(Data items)
● ● ● ● ● ● ●

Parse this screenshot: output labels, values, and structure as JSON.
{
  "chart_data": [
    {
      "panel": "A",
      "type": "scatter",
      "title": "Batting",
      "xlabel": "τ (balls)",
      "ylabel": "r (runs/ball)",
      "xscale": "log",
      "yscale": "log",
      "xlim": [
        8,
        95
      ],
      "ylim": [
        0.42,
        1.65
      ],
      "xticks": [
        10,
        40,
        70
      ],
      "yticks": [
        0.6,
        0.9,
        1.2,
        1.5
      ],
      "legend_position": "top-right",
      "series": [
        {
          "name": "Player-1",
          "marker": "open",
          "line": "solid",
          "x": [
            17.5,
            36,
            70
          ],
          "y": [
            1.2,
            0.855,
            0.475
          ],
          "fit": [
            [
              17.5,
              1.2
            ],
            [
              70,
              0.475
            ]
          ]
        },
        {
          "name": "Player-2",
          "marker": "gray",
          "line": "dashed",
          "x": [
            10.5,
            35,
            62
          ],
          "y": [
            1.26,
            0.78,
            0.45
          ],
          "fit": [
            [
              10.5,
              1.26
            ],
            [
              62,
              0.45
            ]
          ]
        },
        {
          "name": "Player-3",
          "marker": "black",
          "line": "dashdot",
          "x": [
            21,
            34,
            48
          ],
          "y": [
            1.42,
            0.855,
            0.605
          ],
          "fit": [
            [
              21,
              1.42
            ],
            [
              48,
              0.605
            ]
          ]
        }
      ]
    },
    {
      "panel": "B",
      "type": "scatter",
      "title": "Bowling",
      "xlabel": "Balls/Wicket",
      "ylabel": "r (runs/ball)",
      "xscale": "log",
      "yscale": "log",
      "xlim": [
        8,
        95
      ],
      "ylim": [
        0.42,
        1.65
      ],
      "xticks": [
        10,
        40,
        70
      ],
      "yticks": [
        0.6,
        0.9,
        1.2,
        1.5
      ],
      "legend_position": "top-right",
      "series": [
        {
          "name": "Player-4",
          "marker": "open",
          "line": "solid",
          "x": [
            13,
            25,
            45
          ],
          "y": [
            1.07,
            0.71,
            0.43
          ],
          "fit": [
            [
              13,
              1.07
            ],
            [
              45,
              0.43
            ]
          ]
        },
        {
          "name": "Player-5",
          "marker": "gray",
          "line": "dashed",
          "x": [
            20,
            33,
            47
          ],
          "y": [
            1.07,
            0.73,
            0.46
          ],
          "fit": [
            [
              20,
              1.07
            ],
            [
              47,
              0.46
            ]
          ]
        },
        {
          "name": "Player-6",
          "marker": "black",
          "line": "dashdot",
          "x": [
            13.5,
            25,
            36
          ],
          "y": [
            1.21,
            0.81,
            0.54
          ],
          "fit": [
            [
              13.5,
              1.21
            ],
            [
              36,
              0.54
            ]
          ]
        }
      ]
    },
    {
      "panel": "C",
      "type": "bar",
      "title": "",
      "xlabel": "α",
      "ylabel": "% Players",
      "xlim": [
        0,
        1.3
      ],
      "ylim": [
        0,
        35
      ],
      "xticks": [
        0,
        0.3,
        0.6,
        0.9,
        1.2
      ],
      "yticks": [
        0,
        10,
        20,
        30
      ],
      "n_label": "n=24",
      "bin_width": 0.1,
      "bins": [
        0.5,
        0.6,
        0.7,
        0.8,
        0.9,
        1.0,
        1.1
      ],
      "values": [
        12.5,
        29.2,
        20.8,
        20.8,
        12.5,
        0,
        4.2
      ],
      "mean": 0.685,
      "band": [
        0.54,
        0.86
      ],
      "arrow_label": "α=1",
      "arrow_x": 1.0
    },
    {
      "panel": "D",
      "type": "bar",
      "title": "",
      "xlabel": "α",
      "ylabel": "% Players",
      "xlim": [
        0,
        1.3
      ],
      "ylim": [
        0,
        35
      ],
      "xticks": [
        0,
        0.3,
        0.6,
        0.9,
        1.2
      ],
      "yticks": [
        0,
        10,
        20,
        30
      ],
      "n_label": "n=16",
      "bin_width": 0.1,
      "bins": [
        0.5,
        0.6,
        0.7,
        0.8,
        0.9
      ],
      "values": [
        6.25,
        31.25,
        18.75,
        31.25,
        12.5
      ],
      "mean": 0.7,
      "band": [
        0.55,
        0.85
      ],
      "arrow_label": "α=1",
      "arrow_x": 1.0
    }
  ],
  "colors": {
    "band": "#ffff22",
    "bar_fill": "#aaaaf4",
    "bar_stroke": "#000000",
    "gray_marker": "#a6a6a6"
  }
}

● ● ● ● ● ● ●

> **EXERCISE**: Repeat all of the records above exactly as they appear.

> **RIGHT ANSWER**:
Parse this screenshot: output labels, values, and structure as JSON.
{
  "chart_data": [
    {
      "panel": "A",
      "type": "scatter",
      "title": "Batting",
      "xlabel": "τ (balls)",
      "ylabel": "r (runs/ball)",
      "xscale": "log",
      "yscale": "log",
      "xlim": [
        8,
        95
      ],
      "ylim": [
        0.42,
        1.65
      ],
      "xticks": [
        10,
        40,
        70
      ],
      "yticks": [
        0.6,
        0.9,
        1.2,
        1.5
      ],
      "legend_position": "top-right",
      "series": [
        {
          "name": "Player-1",
          "marker": "open",
          "line": "solid",
          "x": [
            17.5,
            36,
            70
          ],
          "y": [
            1.2,
            0.855,
            0.475
          ],
          "fit": [
            [
              17.5,
              1.2
            ],
            [
              70,
              0.475
            ]
          ]
        },
        {
          "name": "Player-2",
          "marker": "gray",
          "line": "dashed",
          "x": [
            10.5,
            35,
            62
          ],
          "y": [
            1.26,
            0.78,
            0.45
          ],
          "fit": [
            [
              10.5,
              1.26
            ],
            [
              62,
              0.45
            ]
          ]
        },
        {
          "name": "Player-3",
          "marker": "black",
          "line": "dashdot",
          "x": [
            21,
            34,
            48
          ],
          "y": [
            1.42,
            0.855,
            0.605
          ],
          "fit": [
            [
              21,
              1.42
            ],
            [
              48,
              0.605
            ]
          ]
        }
      ]
    },
    {
      "panel": "B",
      "type": "scatter",
      "title": "Bowling",
      "xlabel": "Balls/Wicket",
      "ylabel": "r (runs/ball)",
      "xscale": "log",
      "yscale": "log",
      "xlim": [
        8,
        95
      ],
      "ylim": [
        0.42,
        1.65
      ],
      "xticks": [
        10,
        40,
        70
      ],
      "yticks": [
        0.6,
        0.9,
        1.2,
        1.5
      ],
      "legend_position": "top-right",
      "series": [
        {
          "name": "Player-4",
          "marker": "open",
          "line": "solid",
          "x": [
            13,
            25,
            45
          ],
          "y": [
            1.07,
            0.71,
            0.43
          ],
          "fit": [
            [
              13,
              1.07
            ],
            [
              45,
              0.43
            ]
          ]
        },
        {
          "name": "Player-5",
          "marker": "gray",
          "line": "dashed",
          "x": [
            20,
            33,
            47
          ],
          "y": [
            1.07,
            0.73,
            0.46
          ],
          "fit": [
            [
              20,
              1.07
            ],
            [
              47,
              0.46
            ]
          ]
        },
        {
          "name": "Player-6",
          "marker": "black",
          "line": "dashdot",
          "x": [
            13.5,
            25,
            36
          ],
          "y": [
            1.21,
            0.81,
            0.54
          ],
          "fit": [
            [
              13.5,
              1.21
            ],
            [
              36,
              0.54
            ]
          ]
        }
      ]
    },
    {
      "panel": "C",
      "type": "bar",
      "title": "",
      "xlabel": "α",
      "ylabel": "% Players",
      "xlim": [
        0,
        1.3
      ],
      "ylim": [
        0,
        35
      ],
      "xticks": [
        0,
        0.3,
        0.6,
        0.9,
        1.2
      ],
      "yticks": [
        0,
        10,
        20,
        30
      ],
      "n_label": "n=24",
      "bin_width": 0.1,
      "bins": [
        0.5,
        0.6,
        0.7,
        0.8,
        0.9,
        1.0,
        1.1
      ],
      "values": [
        12.5,
        29.2,
        20.8,
        20.8,
        12.5,
        0,
        4.2
      ],
      "mean": 0.685,
      "band": [
        0.54,
        0.86
      ],
      "arrow_label": "α=1",
      "arrow_x": 1.0
    },
    {
      "panel": "D",
      "type": "bar",
      "title": "",
      "xlabel": "α",
      "ylabel": "% Players",
      "xlim": [
        0,
        1.3
      ],
      "ylim": [
        0,
        35
      ],
      "xticks": [
        0,
        0.3,
        0.6,
        0.9,
        1.2
      ],
      "yticks": [
        0,
        10,
        20,
        30
      ],
      "n_label": "n=16",
      "bin_width": 0.1,
      "bins": [
        0.5,
        0.6,
        0.7,
        0.8,
        0.9
      ],
      "values": [
        6.25,
        31.25,
        18.75,
        31.25,
        12.5
      ],
      "mean": 0.7,
      "band": [
        0.55,
        0.85
      ],
      "arrow_label": "α=1",
      "arrow_x": 1.0
    }
  ],
  "colors": {
    "band": "#ffff22",
    "bar_fill": "#aaaaf4",
    "bar_stroke": "#000000",
    "gray_marker": "#a6a6a6"
  }
}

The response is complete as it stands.